- Task prompt:
Copy the data exactly; pictures stay out of the copy.

(Records about charts and figures)
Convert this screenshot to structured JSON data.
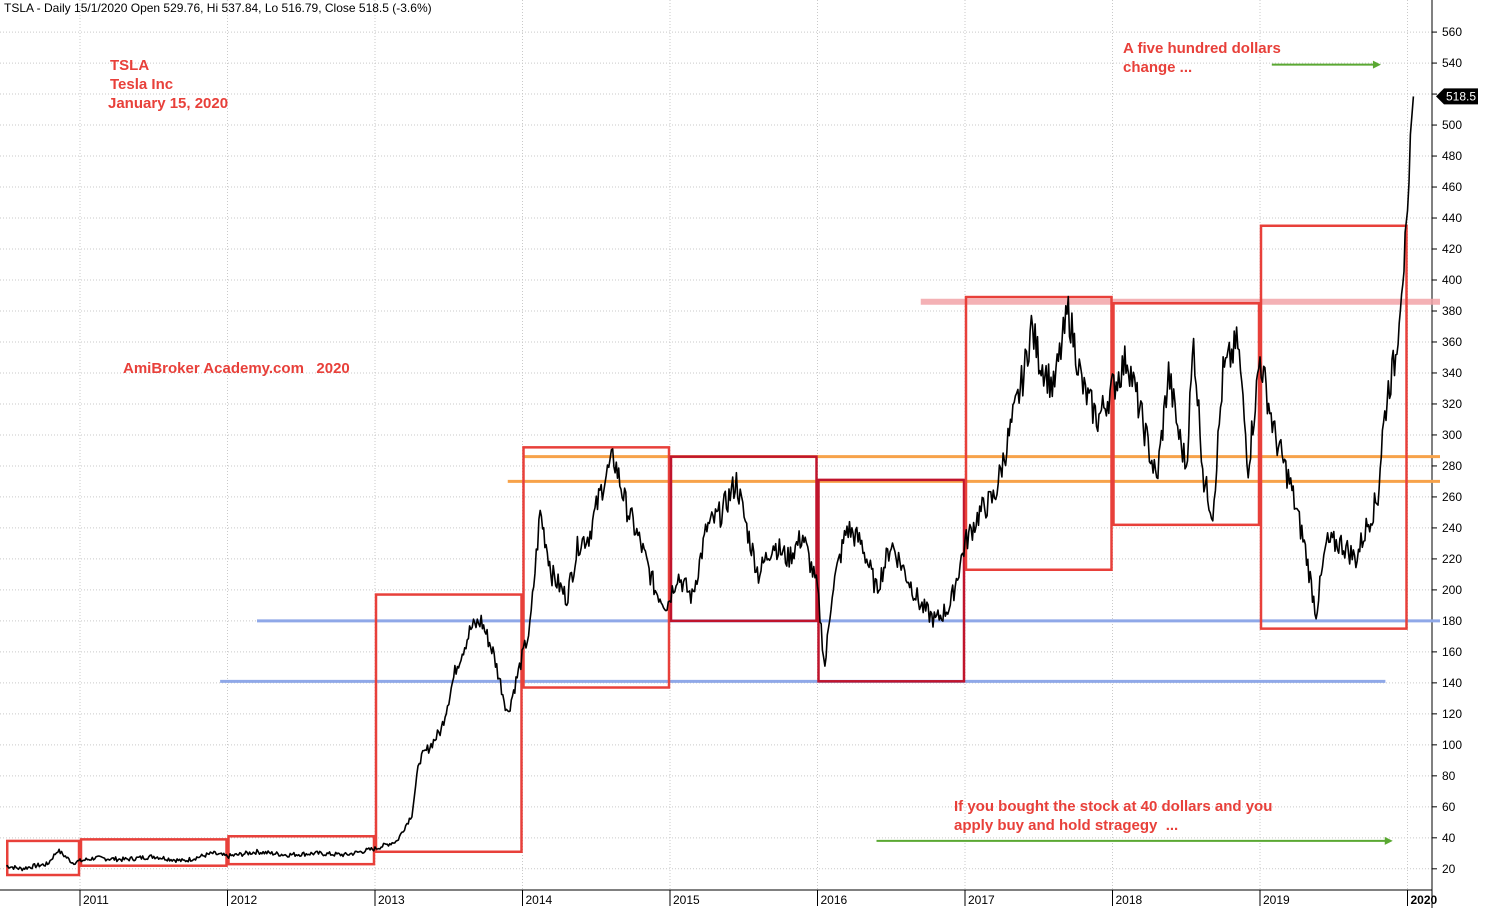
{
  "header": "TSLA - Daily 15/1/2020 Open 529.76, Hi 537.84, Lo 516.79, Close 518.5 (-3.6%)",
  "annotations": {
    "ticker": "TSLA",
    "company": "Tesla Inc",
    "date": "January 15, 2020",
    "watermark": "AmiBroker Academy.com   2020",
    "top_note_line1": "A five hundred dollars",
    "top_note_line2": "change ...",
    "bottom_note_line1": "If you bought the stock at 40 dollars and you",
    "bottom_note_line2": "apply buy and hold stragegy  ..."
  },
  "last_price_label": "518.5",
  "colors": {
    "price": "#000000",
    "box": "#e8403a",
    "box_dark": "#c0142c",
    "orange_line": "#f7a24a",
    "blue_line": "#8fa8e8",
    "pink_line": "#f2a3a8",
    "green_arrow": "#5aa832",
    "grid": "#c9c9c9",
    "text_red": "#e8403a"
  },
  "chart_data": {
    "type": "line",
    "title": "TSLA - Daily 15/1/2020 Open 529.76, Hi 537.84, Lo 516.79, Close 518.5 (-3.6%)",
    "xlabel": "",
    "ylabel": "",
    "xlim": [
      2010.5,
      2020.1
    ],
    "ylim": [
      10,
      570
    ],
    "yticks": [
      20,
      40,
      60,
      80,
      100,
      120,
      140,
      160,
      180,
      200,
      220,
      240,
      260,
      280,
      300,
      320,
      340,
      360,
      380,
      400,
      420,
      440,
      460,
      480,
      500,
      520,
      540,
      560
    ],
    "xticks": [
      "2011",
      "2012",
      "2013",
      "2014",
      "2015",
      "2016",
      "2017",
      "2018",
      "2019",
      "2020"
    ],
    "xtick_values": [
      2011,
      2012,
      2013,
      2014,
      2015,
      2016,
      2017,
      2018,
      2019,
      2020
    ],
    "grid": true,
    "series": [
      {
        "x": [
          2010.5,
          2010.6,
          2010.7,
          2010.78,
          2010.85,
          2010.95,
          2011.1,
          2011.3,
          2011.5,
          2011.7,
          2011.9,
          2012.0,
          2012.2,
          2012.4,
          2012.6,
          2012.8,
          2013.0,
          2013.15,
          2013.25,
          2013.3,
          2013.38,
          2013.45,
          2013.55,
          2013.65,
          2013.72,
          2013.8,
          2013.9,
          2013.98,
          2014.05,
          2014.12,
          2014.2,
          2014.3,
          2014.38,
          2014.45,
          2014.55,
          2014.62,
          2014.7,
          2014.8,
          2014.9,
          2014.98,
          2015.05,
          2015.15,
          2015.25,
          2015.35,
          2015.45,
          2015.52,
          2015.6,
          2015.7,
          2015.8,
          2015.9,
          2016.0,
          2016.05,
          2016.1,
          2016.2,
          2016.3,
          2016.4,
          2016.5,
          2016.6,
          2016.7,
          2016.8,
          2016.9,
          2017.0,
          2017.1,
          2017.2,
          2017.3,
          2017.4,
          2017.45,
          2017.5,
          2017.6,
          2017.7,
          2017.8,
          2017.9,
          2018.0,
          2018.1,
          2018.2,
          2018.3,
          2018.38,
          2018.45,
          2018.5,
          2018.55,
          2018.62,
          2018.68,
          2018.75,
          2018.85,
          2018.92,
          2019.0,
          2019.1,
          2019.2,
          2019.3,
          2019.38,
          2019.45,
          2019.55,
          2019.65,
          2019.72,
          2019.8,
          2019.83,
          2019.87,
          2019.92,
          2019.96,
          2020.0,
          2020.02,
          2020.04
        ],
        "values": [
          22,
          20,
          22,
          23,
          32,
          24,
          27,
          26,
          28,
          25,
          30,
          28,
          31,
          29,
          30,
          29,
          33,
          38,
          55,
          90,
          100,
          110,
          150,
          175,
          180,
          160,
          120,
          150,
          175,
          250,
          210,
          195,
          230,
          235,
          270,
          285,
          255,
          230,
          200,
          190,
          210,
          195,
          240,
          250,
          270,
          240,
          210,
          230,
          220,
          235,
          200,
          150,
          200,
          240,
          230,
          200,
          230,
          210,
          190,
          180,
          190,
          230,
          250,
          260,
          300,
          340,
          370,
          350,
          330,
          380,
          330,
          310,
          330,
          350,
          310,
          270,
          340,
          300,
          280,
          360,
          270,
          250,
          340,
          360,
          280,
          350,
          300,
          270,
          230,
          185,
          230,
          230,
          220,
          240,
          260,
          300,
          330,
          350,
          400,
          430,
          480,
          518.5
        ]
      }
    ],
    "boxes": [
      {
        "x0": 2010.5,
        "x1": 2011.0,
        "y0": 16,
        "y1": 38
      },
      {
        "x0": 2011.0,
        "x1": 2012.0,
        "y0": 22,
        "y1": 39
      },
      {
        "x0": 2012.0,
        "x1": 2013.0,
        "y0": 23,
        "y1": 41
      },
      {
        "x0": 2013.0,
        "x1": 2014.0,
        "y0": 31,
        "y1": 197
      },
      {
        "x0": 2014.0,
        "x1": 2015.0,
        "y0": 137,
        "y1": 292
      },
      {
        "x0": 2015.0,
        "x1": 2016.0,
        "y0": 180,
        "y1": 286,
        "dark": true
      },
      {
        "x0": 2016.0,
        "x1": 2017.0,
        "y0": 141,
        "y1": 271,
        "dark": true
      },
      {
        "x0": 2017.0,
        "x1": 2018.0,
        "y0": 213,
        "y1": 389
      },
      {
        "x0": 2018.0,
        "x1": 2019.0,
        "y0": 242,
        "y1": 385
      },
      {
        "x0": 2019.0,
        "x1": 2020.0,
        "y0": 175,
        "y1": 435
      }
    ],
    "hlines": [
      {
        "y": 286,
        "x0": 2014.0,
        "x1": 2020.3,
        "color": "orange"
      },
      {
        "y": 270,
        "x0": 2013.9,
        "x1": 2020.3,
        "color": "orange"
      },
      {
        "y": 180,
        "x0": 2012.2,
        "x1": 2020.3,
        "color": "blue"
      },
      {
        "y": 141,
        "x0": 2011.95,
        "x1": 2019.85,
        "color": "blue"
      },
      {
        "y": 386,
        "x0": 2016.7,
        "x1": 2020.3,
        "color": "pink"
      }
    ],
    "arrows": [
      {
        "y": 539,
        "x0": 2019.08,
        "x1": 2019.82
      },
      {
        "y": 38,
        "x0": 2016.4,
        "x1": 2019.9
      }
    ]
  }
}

- Solution below:
Convert this screenshot to structured JSON data.
{
  "header": "TSLA - Daily 15/1/2020 Open 529.76, Hi 537.84, Lo 516.79, Close 518.5 (-3.6%)",
  "annotations": {
    "ticker": "TSLA",
    "company": "Tesla Inc",
    "date": "January 15, 2020",
    "watermark": "AmiBroker Academy.com   2020",
    "top_note_line1": "A five hundred dollars",
    "top_note_line2": "change ...",
    "bottom_note_line1": "If you bought the stock at 40 dollars and you",
    "bottom_note_line2": "apply buy and hold stragegy  ..."
  },
  "last_price_label": "518.5",
  "colors": {
    "price": "#000000",
    "box": "#e8403a",
    "box_dark": "#c0142c",
    "orange_line": "#f7a24a",
    "blue_line": "#8fa8e8",
    "pink_line": "#f2a3a8",
    "green_arrow": "#5aa832",
    "grid": "#c9c9c9",
    "text_red": "#e8403a"
  },
  "chart_data": {
    "type": "line",
    "title": "TSLA - Daily 15/1/2020 Open 529.76, Hi 537.84, Lo 516.79, Close 518.5 (-3.6%)",
    "xlabel": "",
    "ylabel": "",
    "xlim": [
      2010.5,
      2020.1
    ],
    "ylim": [
      10,
      570
    ],
    "yticks": [
      20,
      40,
      60,
      80,
      100,
      120,
      140,
      160,
      180,
      200,
      220,
      240,
      260,
      280,
      300,
      320,
      340,
      360,
      380,
      400,
      420,
      440,
      460,
      480,
      500,
      520,
      540,
      560
    ],
    "xticks": [
      "2011",
      "2012",
      "2013",
      "2014",
      "2015",
      "2016",
      "2017",
      "2018",
      "2019",
      "2020"
    ],
    "xtick_values": [
      2011,
      2012,
      2013,
      2014,
      2015,
      2016,
      2017,
      2018,
      2019,
      2020
    ],
    "grid": true,
    "series": [
      {
        "x": [
          2010.5,
          2010.6,
          2010.7,
          2010.78,
          2010.85,
          2010.95,
          2011.1,
          2011.3,
          2011.5,
          2011.7,
          2011.9,
          2012.0,
          2012.2,
          2012.4,
          2012.6,
          2012.8,
          2013.0,
          2013.15,
          2013.25,
          2013.3,
          2013.38,
          2013.45,
          2013.55,
          2013.65,
          2013.72,
          2013.8,
          2013.9,
          2013.98,
          2014.05,
          2014.12,
          2014.2,
          2014.3,
          2014.38,
          2014.45,
          2014.55,
          2014.62,
          2014.7,
          2014.8,
          2014.9,
          2014.98,
          2015.05,
          2015.15,
          2015.25,
          2015.35,
          2015.45,
          2015.52,
          2015.6,
          2015.7,
          2015.8,
          2015.9,
          2016.0,
          2016.05,
          2016.1,
          2016.2,
          2016.3,
          2016.4,
          2016.5,
          2016.6,
          2016.7,
          2016.8,
          2016.9,
          2017.0,
          2017.1,
          2017.2,
          2017.3,
          2017.4,
          2017.45,
          2017.5,
          2017.6,
          2017.7,
          2017.8,
          2017.9,
          2018.0,
          2018.1,
          2018.2,
          2018.3,
          2018.38,
          2018.45,
          2018.5,
          2018.55,
          2018.62,
          2018.68,
          2018.75,
          2018.85,
          2018.92,
          2019.0,
          2019.1,
          2019.2,
          2019.3,
          2019.38,
          2019.45,
          2019.55,
          2019.65,
          2019.72,
          2019.8,
          2019.83,
          2019.87,
          2019.92,
          2019.96,
          2020.0,
          2020.02,
          2020.04
        ],
        "values": [
          22,
          20,
          22,
          23,
          32,
          24,
          27,
          26,
          28,
          25,
          30,
          28,
          31,
          29,
          30,
          29,
          33,
          38,
          55,
          90,
          100,
          110,
          150,
          175,
          180,
          160,
          120,
          150,
          175,
          250,
          210,
          195,
          230,
          235,
          270,
          285,
          255,
          230,
          200,
          190,
          210,
          195,
          240,
          250,
          270,
          240,
          210,
          230,
          220,
          235,
          200,
          150,
          200,
          240,
          230,
          200,
          230,
          210,
          190,
          180,
          190,
          230,
          250,
          260,
          300,
          340,
          370,
          350,
          330,
          380,
          330,
          310,
          330,
          350,
          310,
          270,
          340,
          300,
          280,
          360,
          270,
          250,
          340,
          360,
          280,
          350,
          300,
          270,
          230,
          185,
          230,
          230,
          220,
          240,
          260,
          300,
          330,
          350,
          400,
          430,
          480,
          518.5
        ]
      }
    ],
    "boxes": [
      {
        "x0": 2010.5,
        "x1": 2011.0,
        "y0": 16,
        "y1": 38
      },
      {
        "x0": 2011.0,
        "x1": 2012.0,
        "y0": 22,
        "y1": 39
      },
      {
        "x0": 2012.0,
        "x1": 2013.0,
        "y0": 23,
        "y1": 41
      },
      {
        "x0": 2013.0,
        "x1": 2014.0,
        "y0": 31,
        "y1": 197
      },
      {
        "x0": 2014.0,
        "x1": 2015.0,
        "y0": 137,
        "y1": 292
      },
      {
        "x0": 2015.0,
        "x1": 2016.0,
        "y0": 180,
        "y1": 286,
        "dark": true
      },
      {
        "x0": 2016.0,
        "x1": 2017.0,
        "y0": 141,
        "y1": 271,
        "dark": true
      },
      {
        "x0": 2017.0,
        "x1": 2018.0,
        "y0": 213,
        "y1": 389
      },
      {
        "x0": 2018.0,
        "x1": 2019.0,
        "y0": 242,
        "y1": 385
      },
      {
        "x0": 2019.0,
        "x1": 2020.0,
        "y0": 175,
        "y1": 435
      }
    ],
    "hlines": [
      {
        "y": 286,
        "x0": 2014.0,
        "x1": 2020.3,
        "color": "orange"
      },
      {
        "y": 270,
        "x0": 2013.9,
        "x1": 2020.3,
        "color": "orange"
      },
      {
        "y": 180,
        "x0": 2012.2,
        "x1": 2020.3,
        "color": "blue"
      },
      {
        "y": 141,
        "x0": 2011.95,
        "x1": 2019.85,
        "color": "blue"
      },
      {
        "y": 386,
        "x0": 2016.7,
        "x1": 2020.3,
        "color": "pink"
      }
    ],
    "arrows": [
      {
        "y": 539,
        "x0": 2019.08,
        "x1": 2019.82
      },
      {
        "y": 38,
        "x0": 2016.4,
        "x1": 2019.9
      }
    ]
  }
}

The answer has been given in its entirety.